___ Text extract ___
■6th Rikkyo International Seminar
on Education
“Learning, play and arts of Swedish early childhood education from postmodern perspective”
Play is usually regard as an opposite activity of learning. The perspective presupposes that learning is an effort to get the goal that is previously determined and play is absolute free from the goal. We make an objection against the modern notion of learning and play. Essentially learning and play is interdependent activity. The Reggio-Emilia inspired practice and research have developed the postmodern notion of learning and play. We invite the leading scholar and the theatre-maker from Sweden to discuss the learning and play. Dr. Monica Nilsson will talk her theoretical perspective and her current studies through introducing the actual issues of early childhood education of Sweden. Arts-based pedagogy is also a challenge for the modern perspective of education, learning, and life. The artist as an outsider of education will give us a fresh perspective to think learning and development of children. The dramatist, Bernt Höglund is one of the leading theatre maker for children in Scandinavian countries. He made two theatre plays for children in Japan. After two keynote speeches, Minoru Satomi who is the researcher of critical pedagogy will take comments for them. Finally, Hiroaki Ishiguro will facilitate the open forum session with Monica Nilson, Bernt Höglund, Minoru Satomi and audiences. The symposium will promote to reconsider the notions of learning, development and arts for children.
Organizer: Hiroaki Ishiguro (College of Arts, Rikkyo University)
Chair: Sachiko Uchida (Faculty of Human Development, Takasaki University of Health and Welfare)
Interpreter:Yuko Kawashima (Hokkaido University of Education at Asahikawa) & Chika Inoue (Department of Early Childhood Education and Care, Tokoha University Junior College)
Sponsored by Grant-in-Aid for Scientific Research (B) for Hiroaki Ishiguro, 2017
Supported with Department of education, College of Arts, Rikkyo University.
- Date
13:00 - 17:10, Oct., 15, Sun, 2017 - Place
Place: Seminar Room, 6th Floor, Building Number 14, Rikkyo University, Ikebukuro Campus) Campusmap Access - Inquiry and Reservation (Ended)
Free of charge but preserve is highly recommended because of limited number of seat.
Reservation: Reservation Form
Inquiry: kakenmclit@rikkyo.ac.jp - Program
13:05 Opening Speech of the Organizer Hiroaki Ishiguro
13:10 Keynote Speech 1 Monica Nilsson (Jönköping University, Guest scholar of Rikkyo University) with Interpreter (Eng./Jap.), 60min. including questions for clarification
14:10 Keynote Speech 2 Bernt Höglund (Theater Maker), with Interpreter (Eng./Jap.), 60min. including questions for clarification.
15:10 Break
15:30 Comments on Speeches Minoru Satomi (Professor emeritus, Kokugakuin University)
___ Recorded information ___
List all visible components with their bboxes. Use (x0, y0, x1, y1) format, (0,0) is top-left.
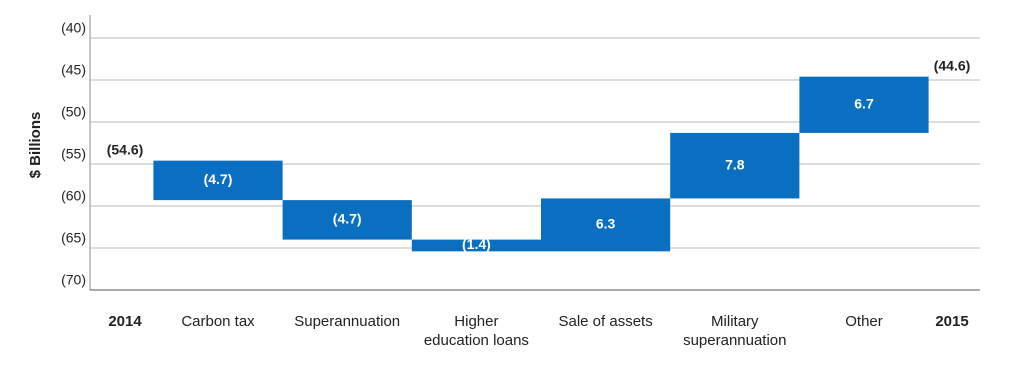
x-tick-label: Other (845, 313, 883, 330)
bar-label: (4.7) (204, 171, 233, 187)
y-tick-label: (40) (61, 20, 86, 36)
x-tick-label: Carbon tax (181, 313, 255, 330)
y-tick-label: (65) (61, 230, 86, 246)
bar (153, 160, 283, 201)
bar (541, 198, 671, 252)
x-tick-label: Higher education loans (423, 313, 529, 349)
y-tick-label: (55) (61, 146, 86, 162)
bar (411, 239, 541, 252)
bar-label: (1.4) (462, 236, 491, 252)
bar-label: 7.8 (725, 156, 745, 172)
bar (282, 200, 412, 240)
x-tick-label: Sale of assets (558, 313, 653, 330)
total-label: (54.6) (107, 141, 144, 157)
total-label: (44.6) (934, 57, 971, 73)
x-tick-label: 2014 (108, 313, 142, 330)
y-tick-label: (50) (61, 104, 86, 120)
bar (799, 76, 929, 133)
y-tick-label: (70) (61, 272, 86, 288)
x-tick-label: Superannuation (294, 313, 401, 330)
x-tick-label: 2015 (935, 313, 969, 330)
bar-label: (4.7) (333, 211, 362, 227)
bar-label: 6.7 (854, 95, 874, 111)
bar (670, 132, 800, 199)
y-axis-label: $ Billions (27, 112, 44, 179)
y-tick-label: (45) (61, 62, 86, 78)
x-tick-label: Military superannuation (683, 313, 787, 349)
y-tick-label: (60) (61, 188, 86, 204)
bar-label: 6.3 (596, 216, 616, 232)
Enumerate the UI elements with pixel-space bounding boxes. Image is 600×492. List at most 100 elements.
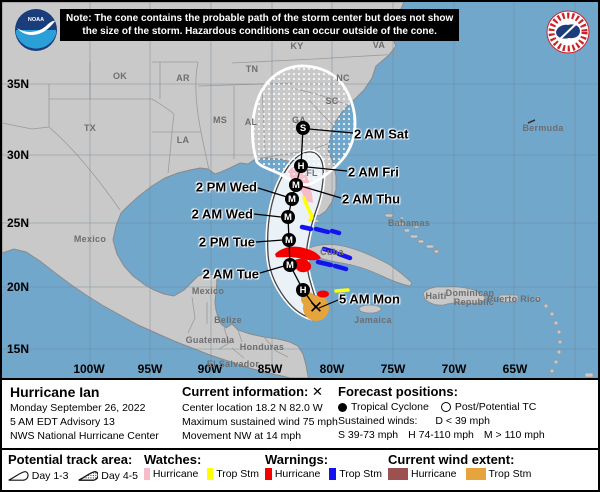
___
___ Recorded information ___
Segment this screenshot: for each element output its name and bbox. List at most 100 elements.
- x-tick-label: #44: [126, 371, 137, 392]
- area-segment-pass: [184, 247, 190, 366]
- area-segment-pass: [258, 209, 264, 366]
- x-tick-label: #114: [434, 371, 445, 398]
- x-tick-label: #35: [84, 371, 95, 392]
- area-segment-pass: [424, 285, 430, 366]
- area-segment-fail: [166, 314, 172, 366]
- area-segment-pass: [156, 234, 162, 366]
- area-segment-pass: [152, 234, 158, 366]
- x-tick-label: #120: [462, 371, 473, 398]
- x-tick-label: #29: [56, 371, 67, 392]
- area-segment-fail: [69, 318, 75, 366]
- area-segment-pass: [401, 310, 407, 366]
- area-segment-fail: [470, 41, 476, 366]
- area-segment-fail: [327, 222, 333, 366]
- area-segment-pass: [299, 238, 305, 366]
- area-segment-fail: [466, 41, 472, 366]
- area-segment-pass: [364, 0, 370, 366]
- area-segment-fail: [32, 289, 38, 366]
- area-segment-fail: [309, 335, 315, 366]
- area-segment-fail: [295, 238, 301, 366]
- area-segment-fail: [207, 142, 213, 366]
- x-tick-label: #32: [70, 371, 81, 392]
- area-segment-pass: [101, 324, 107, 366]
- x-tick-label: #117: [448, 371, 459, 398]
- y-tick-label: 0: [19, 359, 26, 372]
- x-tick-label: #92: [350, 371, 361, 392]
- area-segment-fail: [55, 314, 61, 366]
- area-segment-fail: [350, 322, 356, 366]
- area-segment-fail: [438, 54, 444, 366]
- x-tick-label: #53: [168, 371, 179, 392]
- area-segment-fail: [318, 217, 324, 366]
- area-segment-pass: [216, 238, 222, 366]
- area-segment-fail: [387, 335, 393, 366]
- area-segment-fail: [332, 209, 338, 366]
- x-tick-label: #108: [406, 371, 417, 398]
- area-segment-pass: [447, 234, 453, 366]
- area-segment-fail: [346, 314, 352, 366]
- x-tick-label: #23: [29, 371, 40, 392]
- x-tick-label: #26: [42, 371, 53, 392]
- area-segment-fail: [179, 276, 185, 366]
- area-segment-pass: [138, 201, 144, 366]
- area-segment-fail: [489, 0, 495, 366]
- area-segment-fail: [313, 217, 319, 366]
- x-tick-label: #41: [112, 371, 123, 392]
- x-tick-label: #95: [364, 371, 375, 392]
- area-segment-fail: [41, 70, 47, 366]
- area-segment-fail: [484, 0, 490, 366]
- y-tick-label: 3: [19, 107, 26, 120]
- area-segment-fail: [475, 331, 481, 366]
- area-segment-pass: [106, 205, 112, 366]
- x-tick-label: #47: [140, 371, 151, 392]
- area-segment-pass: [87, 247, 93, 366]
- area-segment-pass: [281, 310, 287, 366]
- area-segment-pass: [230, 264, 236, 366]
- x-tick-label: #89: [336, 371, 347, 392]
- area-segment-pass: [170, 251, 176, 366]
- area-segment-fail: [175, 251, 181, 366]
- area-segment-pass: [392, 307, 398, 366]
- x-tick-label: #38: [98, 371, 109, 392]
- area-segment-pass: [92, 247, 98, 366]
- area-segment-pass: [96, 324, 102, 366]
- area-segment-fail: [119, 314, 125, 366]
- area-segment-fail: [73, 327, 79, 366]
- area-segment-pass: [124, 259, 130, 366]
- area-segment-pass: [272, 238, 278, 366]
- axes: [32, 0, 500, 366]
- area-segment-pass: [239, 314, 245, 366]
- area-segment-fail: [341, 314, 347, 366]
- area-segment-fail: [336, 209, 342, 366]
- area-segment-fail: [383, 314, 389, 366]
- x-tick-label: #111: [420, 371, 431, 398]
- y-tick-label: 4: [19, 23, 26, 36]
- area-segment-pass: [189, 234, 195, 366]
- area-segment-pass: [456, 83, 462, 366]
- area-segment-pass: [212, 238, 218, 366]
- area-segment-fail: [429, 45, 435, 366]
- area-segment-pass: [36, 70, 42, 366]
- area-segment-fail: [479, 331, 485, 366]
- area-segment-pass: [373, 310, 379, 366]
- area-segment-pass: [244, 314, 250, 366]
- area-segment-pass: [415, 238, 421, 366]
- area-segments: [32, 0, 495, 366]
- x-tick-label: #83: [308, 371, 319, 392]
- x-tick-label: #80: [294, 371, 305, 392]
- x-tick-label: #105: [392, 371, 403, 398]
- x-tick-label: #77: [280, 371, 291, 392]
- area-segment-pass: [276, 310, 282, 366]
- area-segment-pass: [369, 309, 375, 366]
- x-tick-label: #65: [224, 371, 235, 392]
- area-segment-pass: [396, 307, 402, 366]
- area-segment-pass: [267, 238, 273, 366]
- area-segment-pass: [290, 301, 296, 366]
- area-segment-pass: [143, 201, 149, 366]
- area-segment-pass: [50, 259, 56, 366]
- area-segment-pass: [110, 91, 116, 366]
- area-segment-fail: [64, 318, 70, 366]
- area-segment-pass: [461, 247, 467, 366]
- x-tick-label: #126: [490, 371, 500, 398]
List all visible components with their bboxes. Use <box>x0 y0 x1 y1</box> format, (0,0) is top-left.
___
Exercise task:
Answer these questions from the seminar announcement:
(a) Who is listed as the chair of the seminar?
(b) How many theatre plays for children did Bernt Höglund make in Japan?
(c) At what time does the break begin in the program?

Answer to the task:
(a) Sachiko Uchida (Faculty of Human Development, Takasaki University of Health and Welfare)
(b) Two
(c) 15:10